== RAW RECORDS ==

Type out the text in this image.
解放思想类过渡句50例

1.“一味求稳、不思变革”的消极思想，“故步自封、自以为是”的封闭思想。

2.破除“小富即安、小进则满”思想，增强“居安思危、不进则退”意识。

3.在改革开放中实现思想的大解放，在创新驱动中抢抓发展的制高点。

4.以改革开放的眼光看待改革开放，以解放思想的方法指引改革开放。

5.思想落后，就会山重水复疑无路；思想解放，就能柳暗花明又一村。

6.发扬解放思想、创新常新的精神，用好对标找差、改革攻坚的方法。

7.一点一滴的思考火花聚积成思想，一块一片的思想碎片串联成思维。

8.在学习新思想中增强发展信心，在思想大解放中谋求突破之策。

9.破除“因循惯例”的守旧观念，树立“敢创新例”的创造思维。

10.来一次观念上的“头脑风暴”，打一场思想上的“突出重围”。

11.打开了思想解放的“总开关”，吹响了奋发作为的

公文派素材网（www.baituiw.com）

===

#### WRITTEN PROBLEM:
Write out all of the records above exactly as they appear.

#### WRITTEN RESPONSE:
Type out the text in this image.
解放思想类过渡句50例

1.“一味求稳、不思变革”的消极思想，“故步自封、自以为是”的封闭思想。

2.破除“小富即安、小进则满”思想，增强“居安思危、不进则退”意识。

3.在改革开放中实现思想的大解放，在创新驱动中抢抓发展的制高点。

4.以改革开放的眼光看待改革开放，以解放思想的方法指引改革开放。

5.思想落后，就会山重水复疑无路；思想解放，就能柳暗花明又一村。

6.发扬解放思想、创新常新的精神，用好对标找差、改革攻坚的方法。

7.一点一滴的思考火花聚积成思想，一块一片的思想碎片串联成思维。

8.在学习新思想中增强发展信心，在思想大解放中谋求突破之策。

9.破除“因循惯例”的守旧观念，树立“敢创新例”的创造思维。

10.来一次观念上的“头脑风暴”，打一场思想上的“突出重围”。

11.打开了思想解放的“总开关”，吹响了奋发作为的

公文派素材网（www.baituiw.com）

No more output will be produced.